Work to do:
Your task is to repeat the lines below exactly, excluding any pictures they contain.

Stored dataset items
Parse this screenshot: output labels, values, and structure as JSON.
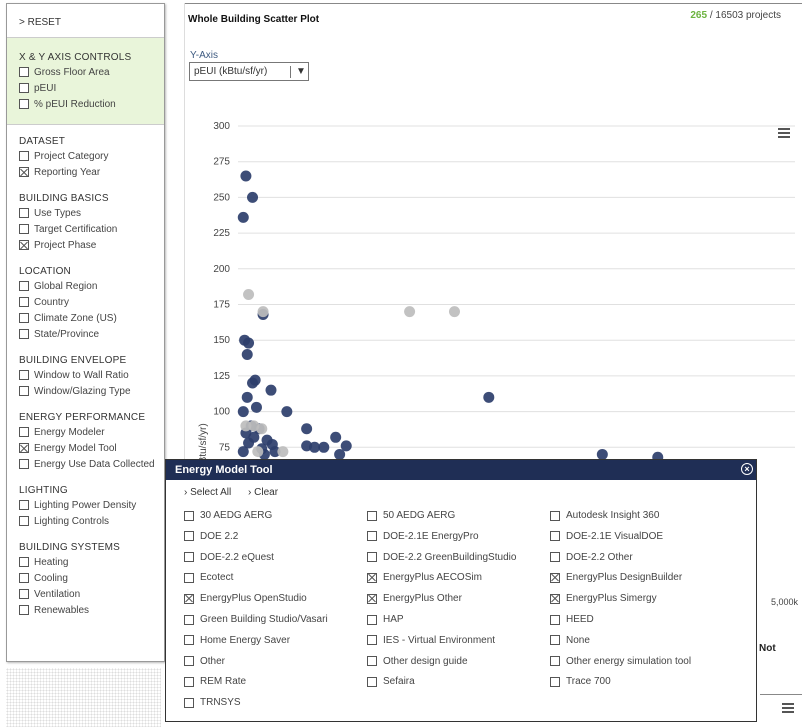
{
  "sidebar": {
    "reset": "> RESET",
    "xy_title": "X & Y AXIS CONTROLS",
    "xy_items": [
      {
        "label": "Gross Floor Area",
        "checked": false
      },
      {
        "label": "pEUI",
        "checked": false
      },
      {
        "label": "% pEUI Reduction",
        "checked": false
      }
    ],
    "groups": [
      {
        "title": "DATASET",
        "items": [
          {
            "label": "Project Category",
            "checked": false
          },
          {
            "label": "Reporting Year",
            "checked": true
          }
        ]
      },
      {
        "title": "BUILDING BASICS",
        "items": [
          {
            "label": "Use Types",
            "checked": false
          },
          {
            "label": "Target Certification",
            "checked": false
          },
          {
            "label": "Project Phase",
            "checked": true
          }
        ]
      },
      {
        "title": "LOCATION",
        "items": [
          {
            "label": "Global Region",
            "checked": false
          },
          {
            "label": "Country",
            "checked": false
          },
          {
            "label": "Climate Zone (US)",
            "checked": false
          },
          {
            "label": "State/Province",
            "checked": false
          }
        ]
      },
      {
        "title": "BUILDING ENVELOPE",
        "items": [
          {
            "label": "Window to Wall Ratio",
            "checked": false
          },
          {
            "label": "Window/Glazing Type",
            "checked": false
          }
        ]
      },
      {
        "title": "ENERGY PERFORMANCE",
        "items": [
          {
            "label": "Energy Modeler",
            "checked": false
          },
          {
            "label": "Energy Model Tool",
            "checked": true
          },
          {
            "label": "Energy Use Data Collected",
            "checked": false
          }
        ]
      },
      {
        "title": "LIGHTING",
        "items": [
          {
            "label": "Lighting Power Density",
            "checked": false
          },
          {
            "label": "Lighting Controls",
            "checked": false
          }
        ]
      },
      {
        "title": "BUILDING SYSTEMS",
        "items": [
          {
            "label": "Heating",
            "checked": false
          },
          {
            "label": "Cooling",
            "checked": false
          },
          {
            "label": "Ventilation",
            "checked": false
          },
          {
            "label": "Renewables",
            "checked": false
          }
        ]
      }
    ]
  },
  "main": {
    "title": "Whole Building Scatter Plot",
    "count_shown": "265",
    "count_total": "/ 16503 projects",
    "y_axis_label": "Y-Axis",
    "y_select_value": "pEUI (kBtu/sf/yr)",
    "x_tick_partial": "5,000k",
    "partial_label": "Not"
  },
  "modal": {
    "title": "Energy Model Tool",
    "close_glyph": "×",
    "select_all": "› Select All",
    "clear": "› Clear",
    "options": [
      {
        "label": "30 AEDG AERG",
        "checked": false
      },
      {
        "label": "50 AEDG AERG",
        "checked": false
      },
      {
        "label": "Autodesk Insight 360",
        "checked": false
      },
      {
        "label": "DOE 2.2",
        "checked": false
      },
      {
        "label": "DOE-2.1E EnergyPro",
        "checked": false
      },
      {
        "label": "DOE-2.1E VisualDOE",
        "checked": false
      },
      {
        "label": "DOE-2.2 eQuest",
        "checked": false
      },
      {
        "label": "DOE-2.2 GreenBuildingStudio",
        "checked": false
      },
      {
        "label": "DOE-2.2 Other",
        "checked": false
      },
      {
        "label": "Ecotect",
        "checked": false
      },
      {
        "label": "EnergyPlus AECOSim",
        "checked": true
      },
      {
        "label": "EnergyPlus DesignBuilder",
        "checked": true
      },
      {
        "label": "EnergyPlus OpenStudio",
        "checked": true
      },
      {
        "label": "EnergyPlus Other",
        "checked": true
      },
      {
        "label": "EnergyPlus Simergy",
        "checked": true
      },
      {
        "label": "Green Building Studio/Vasari",
        "checked": false
      },
      {
        "label": "HAP",
        "checked": false
      },
      {
        "label": "HEED",
        "checked": false
      },
      {
        "label": "Home Energy Saver",
        "checked": false
      },
      {
        "label": "IES - Virtual Environment",
        "checked": false
      },
      {
        "label": "None",
        "checked": false
      },
      {
        "label": "Other",
        "checked": false
      },
      {
        "label": "Other design guide",
        "checked": false
      },
      {
        "label": "Other energy simulation tool",
        "checked": false
      },
      {
        "label": "REM Rate",
        "checked": false
      },
      {
        "label": "Sefaira",
        "checked": false
      },
      {
        "label": "Trace 700",
        "checked": false
      },
      {
        "label": "TRNSYS",
        "checked": false
      }
    ]
  },
  "colors": {
    "dark_point": "#2c3e6b",
    "light_point": "#bdbdbd",
    "accent_green": "#6cb33f",
    "modal_header": "#1f2e55"
  },
  "chart_data": {
    "type": "scatter",
    "ylabel": "pEUI (kBtu/sf/yr)",
    "yticks": [
      "300",
      "275",
      "250",
      "225",
      "200",
      "175",
      "150",
      "125",
      "100",
      "75"
    ],
    "ylim": [
      50,
      300
    ],
    "grid": true,
    "series": [
      {
        "color_key": "dark",
        "points": [
          [
            0.3,
            265
          ],
          [
            0.55,
            250
          ],
          [
            0.2,
            236
          ],
          [
            0.95,
            168
          ],
          [
            0.25,
            150
          ],
          [
            0.4,
            148
          ],
          [
            0.35,
            140
          ],
          [
            0.65,
            122
          ],
          [
            0.55,
            120
          ],
          [
            1.25,
            115
          ],
          [
            0.35,
            110
          ],
          [
            0.7,
            103
          ],
          [
            0.2,
            100
          ],
          [
            1.85,
            100
          ],
          [
            0.5,
            90
          ],
          [
            0.8,
            88
          ],
          [
            2.6,
            88
          ],
          [
            0.3,
            85
          ],
          [
            0.6,
            82
          ],
          [
            1.1,
            80
          ],
          [
            1.3,
            77
          ],
          [
            2.6,
            76
          ],
          [
            2.9,
            75
          ],
          [
            3.25,
            75
          ],
          [
            3.7,
            82
          ],
          [
            4.1,
            76
          ],
          [
            3.85,
            70
          ],
          [
            1.4,
            72
          ],
          [
            9.5,
            110
          ],
          [
            13.8,
            70
          ],
          [
            15.9,
            68
          ],
          [
            0.4,
            78
          ],
          [
            0.9,
            74
          ],
          [
            0.2,
            72
          ],
          [
            1.0,
            70
          ]
        ]
      },
      {
        "color_key": "light",
        "points": [
          [
            0.4,
            182
          ],
          [
            0.95,
            170
          ],
          [
            6.5,
            170
          ],
          [
            8.2,
            170
          ],
          [
            0.3,
            90
          ],
          [
            0.6,
            90
          ],
          [
            0.9,
            88
          ],
          [
            0.75,
            72
          ],
          [
            1.7,
            72
          ]
        ]
      }
    ]
  }
}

Task output:
Parse this screenshot: output labels, values, and structure as JSON.
{
  "sidebar": {
    "reset": "> RESET",
    "xy_title": "X & Y AXIS CONTROLS",
    "xy_items": [
      {
        "label": "Gross Floor Area",
        "checked": false
      },
      {
        "label": "pEUI",
        "checked": false
      },
      {
        "label": "% pEUI Reduction",
        "checked": false
      }
    ],
    "groups": [
      {
        "title": "DATASET",
        "items": [
          {
            "label": "Project Category",
            "checked": false
          },
          {
            "label": "Reporting Year",
            "checked": true
          }
        ]
      },
      {
        "title": "BUILDING BASICS",
        "items": [
          {
            "label": "Use Types",
            "checked": false
          },
          {
            "label": "Target Certification",
            "checked": false
          },
          {
            "label": "Project Phase",
            "checked": true
          }
        ]
      },
      {
        "title": "LOCATION",
        "items": [
          {
            "label": "Global Region",
            "checked": false
          },
          {
            "label": "Country",
            "checked": false
          },
          {
            "label": "Climate Zone (US)",
            "checked": false
          },
          {
            "label": "State/Province",
            "checked": false
          }
        ]
      },
      {
        "title": "BUILDING ENVELOPE",
        "items": [
          {
            "label": "Window to Wall Ratio",
            "checked": false
          },
          {
            "label": "Window/Glazing Type",
            "checked": false
          }
        ]
      },
      {
        "title": "ENERGY PERFORMANCE",
        "items": [
          {
            "label": "Energy Modeler",
            "checked": false
          },
          {
            "label": "Energy Model Tool",
            "checked": true
          },
          {
            "label": "Energy Use Data Collected",
            "checked": false
          }
        ]
      },
      {
        "title": "LIGHTING",
        "items": [
          {
            "label": "Lighting Power Density",
            "checked": false
          },
          {
            "label": "Lighting Controls",
            "checked": false
          }
        ]
      },
      {
        "title": "BUILDING SYSTEMS",
        "items": [
          {
            "label": "Heating",
            "checked": false
          },
          {
            "label": "Cooling",
            "checked": false
          },
          {
            "label": "Ventilation",
            "checked": false
          },
          {
            "label": "Renewables",
            "checked": false
          }
        ]
      }
    ]
  },
  "main": {
    "title": "Whole Building Scatter Plot",
    "count_shown": "265",
    "count_total": "/ 16503 projects",
    "y_axis_label": "Y-Axis",
    "y_select_value": "pEUI (kBtu/sf/yr)",
    "x_tick_partial": "5,000k",
    "partial_label": "Not"
  },
  "modal": {
    "title": "Energy Model Tool",
    "close_glyph": "×",
    "select_all": "› Select All",
    "clear": "› Clear",
    "options": [
      {
        "label": "30 AEDG AERG",
        "checked": false
      },
      {
        "label": "50 AEDG AERG",
        "checked": false
      },
      {
        "label": "Autodesk Insight 360",
        "checked": false
      },
      {
        "label": "DOE 2.2",
        "checked": false
      },
      {
        "label": "DOE-2.1E EnergyPro",
        "checked": false
      },
      {
        "label": "DOE-2.1E VisualDOE",
        "checked": false
      },
      {
        "label": "DOE-2.2 eQuest",
        "checked": false
      },
      {
        "label": "DOE-2.2 GreenBuildingStudio",
        "checked": false
      },
      {
        "label": "DOE-2.2 Other",
        "checked": false
      },
      {
        "label": "Ecotect",
        "checked": false
      },
      {
        "label": "EnergyPlus AECOSim",
        "checked": true
      },
      {
        "label": "EnergyPlus DesignBuilder",
        "checked": true
      },
      {
        "label": "EnergyPlus OpenStudio",
        "checked": true
      },
      {
        "label": "EnergyPlus Other",
        "checked": true
      },
      {
        "label": "EnergyPlus Simergy",
        "checked": true
      },
      {
        "label": "Green Building Studio/Vasari",
        "checked": false
      },
      {
        "label": "HAP",
        "checked": false
      },
      {
        "label": "HEED",
        "checked": false
      },
      {
        "label": "Home Energy Saver",
        "checked": false
      },
      {
        "label": "IES - Virtual Environment",
        "checked": false
      },
      {
        "label": "None",
        "checked": false
      },
      {
        "label": "Other",
        "checked": false
      },
      {
        "label": "Other design guide",
        "checked": false
      },
      {
        "label": "Other energy simulation tool",
        "checked": false
      },
      {
        "label": "REM Rate",
        "checked": false
      },
      {
        "label": "Sefaira",
        "checked": false
      },
      {
        "label": "Trace 700",
        "checked": false
      },
      {
        "label": "TRNSYS",
        "checked": false
      }
    ]
  },
  "colors": {
    "dark_point": "#2c3e6b",
    "light_point": "#bdbdbd",
    "accent_green": "#6cb33f",
    "modal_header": "#1f2e55"
  },
  "chart_data": {
    "type": "scatter",
    "ylabel": "pEUI (kBtu/sf/yr)",
    "yticks": [
      "300",
      "275",
      "250",
      "225",
      "200",
      "175",
      "150",
      "125",
      "100",
      "75"
    ],
    "ylim": [
      50,
      300
    ],
    "grid": true,
    "series": [
      {
        "color_key": "dark",
        "points": [
          [
            0.3,
            265
          ],
          [
            0.55,
            250
          ],
          [
            0.2,
            236
          ],
          [
            0.95,
            168
          ],
          [
            0.25,
            150
          ],
          [
            0.4,
            148
          ],
          [
            0.35,
            140
          ],
          [
            0.65,
            122
          ],
          [
            0.55,
            120
          ],
          [
            1.25,
            115
          ],
          [
            0.35,
            110
          ],
          [
            0.7,
            103
          ],
          [
            0.2,
            100
          ],
          [
            1.85,
            100
          ],
          [
            0.5,
            90
          ],
          [
            0.8,
            88
          ],
          [
            2.6,
            88
          ],
          [
            0.3,
            85
          ],
          [
            0.6,
            82
          ],
          [
            1.1,
            80
          ],
          [
            1.3,
            77
          ],
          [
            2.6,
            76
          ],
          [
            2.9,
            75
          ],
          [
            3.25,
            75
          ],
          [
            3.7,
            82
          ],
          [
            4.1,
            76
          ],
          [
            3.85,
            70
          ],
          [
            1.4,
            72
          ],
          [
            9.5,
            110
          ],
          [
            13.8,
            70
          ],
          [
            15.9,
            68
          ],
          [
            0.4,
            78
          ],
          [
            0.9,
            74
          ],
          [
            0.2,
            72
          ],
          [
            1.0,
            70
          ]
        ]
      },
      {
        "color_key": "light",
        "points": [
          [
            0.4,
            182
          ],
          [
            0.95,
            170
          ],
          [
            6.5,
            170
          ],
          [
            8.2,
            170
          ],
          [
            0.3,
            90
          ],
          [
            0.6,
            90
          ],
          [
            0.9,
            88
          ],
          [
            0.75,
            72
          ],
          [
            1.7,
            72
          ]
        ]
      }
    ]
  }
}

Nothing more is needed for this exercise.